[Bounding box entries]
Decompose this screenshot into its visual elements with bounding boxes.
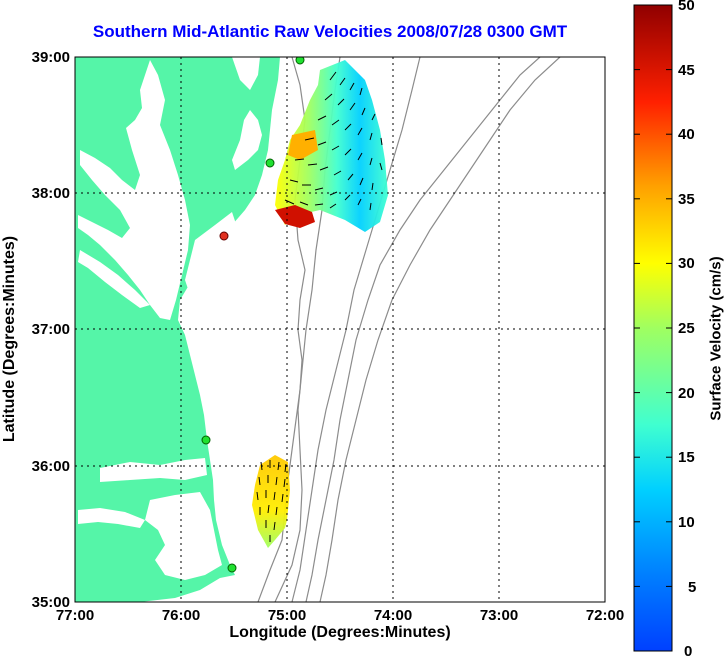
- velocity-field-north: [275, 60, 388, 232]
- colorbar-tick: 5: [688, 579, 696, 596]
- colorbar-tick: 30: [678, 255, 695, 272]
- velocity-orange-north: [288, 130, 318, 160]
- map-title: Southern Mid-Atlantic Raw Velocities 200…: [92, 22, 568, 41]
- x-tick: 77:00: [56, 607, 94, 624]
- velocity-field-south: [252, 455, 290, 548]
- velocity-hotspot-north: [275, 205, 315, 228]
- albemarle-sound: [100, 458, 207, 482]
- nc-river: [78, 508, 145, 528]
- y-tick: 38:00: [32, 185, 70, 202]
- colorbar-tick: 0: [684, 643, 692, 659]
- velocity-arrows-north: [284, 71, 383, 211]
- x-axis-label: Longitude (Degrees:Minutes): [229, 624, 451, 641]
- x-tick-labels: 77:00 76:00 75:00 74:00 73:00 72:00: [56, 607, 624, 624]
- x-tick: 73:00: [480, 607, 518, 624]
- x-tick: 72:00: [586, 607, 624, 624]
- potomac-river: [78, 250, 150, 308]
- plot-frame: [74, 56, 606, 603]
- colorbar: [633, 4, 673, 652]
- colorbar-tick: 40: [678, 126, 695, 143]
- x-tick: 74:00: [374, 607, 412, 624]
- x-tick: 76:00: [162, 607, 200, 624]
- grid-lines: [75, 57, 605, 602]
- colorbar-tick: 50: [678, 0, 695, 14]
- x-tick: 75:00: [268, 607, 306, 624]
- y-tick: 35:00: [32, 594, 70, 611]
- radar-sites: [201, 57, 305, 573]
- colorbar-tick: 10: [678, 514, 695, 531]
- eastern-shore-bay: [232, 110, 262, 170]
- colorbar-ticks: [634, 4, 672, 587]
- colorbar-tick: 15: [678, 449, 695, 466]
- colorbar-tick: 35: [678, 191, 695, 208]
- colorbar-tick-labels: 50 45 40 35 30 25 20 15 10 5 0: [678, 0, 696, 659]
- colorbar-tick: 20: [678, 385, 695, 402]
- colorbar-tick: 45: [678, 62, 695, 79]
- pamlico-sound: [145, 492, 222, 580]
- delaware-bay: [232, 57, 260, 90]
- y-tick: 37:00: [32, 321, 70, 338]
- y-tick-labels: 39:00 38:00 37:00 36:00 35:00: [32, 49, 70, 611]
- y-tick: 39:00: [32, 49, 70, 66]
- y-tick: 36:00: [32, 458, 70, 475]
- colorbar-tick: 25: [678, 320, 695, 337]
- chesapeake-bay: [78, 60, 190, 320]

==

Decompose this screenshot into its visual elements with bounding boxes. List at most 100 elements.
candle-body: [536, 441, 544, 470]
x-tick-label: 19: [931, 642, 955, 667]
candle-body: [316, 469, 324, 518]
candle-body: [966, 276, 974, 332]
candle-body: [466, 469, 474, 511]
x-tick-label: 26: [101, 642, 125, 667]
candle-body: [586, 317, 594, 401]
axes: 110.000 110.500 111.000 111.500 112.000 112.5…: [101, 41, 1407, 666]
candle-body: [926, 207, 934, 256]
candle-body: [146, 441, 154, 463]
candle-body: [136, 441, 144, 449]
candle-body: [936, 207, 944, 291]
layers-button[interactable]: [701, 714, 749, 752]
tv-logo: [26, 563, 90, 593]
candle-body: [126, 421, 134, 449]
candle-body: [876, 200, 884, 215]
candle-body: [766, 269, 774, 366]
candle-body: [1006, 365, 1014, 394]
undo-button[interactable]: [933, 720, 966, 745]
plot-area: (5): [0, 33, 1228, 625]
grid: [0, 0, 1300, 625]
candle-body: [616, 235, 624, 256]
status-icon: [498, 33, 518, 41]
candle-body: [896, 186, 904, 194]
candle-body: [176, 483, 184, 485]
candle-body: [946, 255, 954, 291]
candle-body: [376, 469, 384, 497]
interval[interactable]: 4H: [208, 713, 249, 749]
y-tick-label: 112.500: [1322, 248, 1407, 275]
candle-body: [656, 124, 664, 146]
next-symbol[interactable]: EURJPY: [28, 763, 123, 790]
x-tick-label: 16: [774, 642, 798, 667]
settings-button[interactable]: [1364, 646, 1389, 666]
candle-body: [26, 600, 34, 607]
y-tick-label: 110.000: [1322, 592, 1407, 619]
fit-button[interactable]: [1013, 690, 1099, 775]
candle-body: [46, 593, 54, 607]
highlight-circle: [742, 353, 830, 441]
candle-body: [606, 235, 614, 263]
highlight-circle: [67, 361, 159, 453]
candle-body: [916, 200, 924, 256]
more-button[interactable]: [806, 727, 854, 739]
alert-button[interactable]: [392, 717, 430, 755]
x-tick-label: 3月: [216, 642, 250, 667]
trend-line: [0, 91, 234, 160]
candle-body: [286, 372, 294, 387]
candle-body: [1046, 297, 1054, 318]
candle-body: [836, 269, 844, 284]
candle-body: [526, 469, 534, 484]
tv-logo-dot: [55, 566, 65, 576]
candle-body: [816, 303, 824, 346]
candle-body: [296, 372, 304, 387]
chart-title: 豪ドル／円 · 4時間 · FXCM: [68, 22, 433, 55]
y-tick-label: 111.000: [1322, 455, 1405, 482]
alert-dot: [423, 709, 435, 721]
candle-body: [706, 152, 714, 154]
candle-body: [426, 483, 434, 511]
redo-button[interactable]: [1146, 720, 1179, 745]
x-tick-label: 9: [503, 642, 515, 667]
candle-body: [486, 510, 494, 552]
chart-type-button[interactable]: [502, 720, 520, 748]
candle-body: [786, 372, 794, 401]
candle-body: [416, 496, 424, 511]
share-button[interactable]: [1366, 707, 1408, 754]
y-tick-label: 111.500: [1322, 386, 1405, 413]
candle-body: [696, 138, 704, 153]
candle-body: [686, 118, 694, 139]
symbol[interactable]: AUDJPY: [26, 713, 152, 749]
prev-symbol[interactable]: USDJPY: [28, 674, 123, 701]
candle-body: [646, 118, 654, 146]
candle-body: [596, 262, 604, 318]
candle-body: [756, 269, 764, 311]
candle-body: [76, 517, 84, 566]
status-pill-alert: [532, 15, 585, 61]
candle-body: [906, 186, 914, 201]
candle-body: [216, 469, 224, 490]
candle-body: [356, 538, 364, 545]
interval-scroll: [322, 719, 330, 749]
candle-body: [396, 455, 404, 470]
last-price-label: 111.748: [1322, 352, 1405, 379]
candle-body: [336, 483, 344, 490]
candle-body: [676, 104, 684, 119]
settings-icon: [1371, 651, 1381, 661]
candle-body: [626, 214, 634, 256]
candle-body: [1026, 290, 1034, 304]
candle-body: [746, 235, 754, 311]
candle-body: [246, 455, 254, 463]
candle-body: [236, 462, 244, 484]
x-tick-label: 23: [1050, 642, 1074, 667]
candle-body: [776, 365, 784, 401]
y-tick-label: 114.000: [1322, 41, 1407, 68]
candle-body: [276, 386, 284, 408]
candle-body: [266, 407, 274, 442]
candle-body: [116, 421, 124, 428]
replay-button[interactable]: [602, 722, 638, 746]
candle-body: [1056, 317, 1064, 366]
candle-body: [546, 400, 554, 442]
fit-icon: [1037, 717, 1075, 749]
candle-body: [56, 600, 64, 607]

Written exercise
Repeat the items above, everything from the line containing "- velocity-field-north: [275, 60, 388, 232]" down through the line containing "- colorbar-ticks: [634, 4, 672, 587]".

Written response
- velocity-field-north: [275, 60, 388, 232]
- colorbar-tick: 5: [688, 579, 696, 596]
- colorbar-tick: 30: [678, 255, 695, 272]
- velocity-orange-north: [288, 130, 318, 160]
- map-title: Southern Mid-Atlantic Raw Velocities 200…: [92, 22, 568, 41]
- x-tick: 77:00: [56, 607, 94, 624]
- velocity-field-south: [252, 455, 290, 548]
- velocity-hotspot-north: [275, 205, 315, 228]
- albemarle-sound: [100, 458, 207, 482]
- nc-river: [78, 508, 145, 528]
- y-tick: 38:00: [32, 185, 70, 202]
- colorbar-tick: 0: [684, 643, 692, 659]
- velocity-arrows-north: [284, 71, 383, 211]
- x-axis-label: Longitude (Degrees:Minutes): [229, 624, 451, 641]
- x-tick-labels: 77:00 76:00 75:00 74:00 73:00 72:00: [56, 607, 624, 624]
- x-tick: 73:00: [480, 607, 518, 624]
- x-tick: 72:00: [586, 607, 624, 624]
- potomac-river: [78, 250, 150, 308]
- plot-frame: [74, 56, 606, 603]
- colorbar: [633, 4, 673, 652]
- colorbar-tick: 40: [678, 126, 695, 143]
- x-tick: 74:00: [374, 607, 412, 624]
- x-tick: 76:00: [162, 607, 200, 624]
- grid-lines: [75, 57, 605, 602]
- colorbar-tick: 50: [678, 0, 695, 14]
- x-tick: 75:00: [268, 607, 306, 624]
- y-tick: 35:00: [32, 594, 70, 611]
- radar-sites: [201, 57, 305, 573]
- colorbar-tick: 10: [678, 514, 695, 531]
- eastern-shore-bay: [232, 110, 262, 170]
- colorbar-ticks: [634, 4, 672, 587]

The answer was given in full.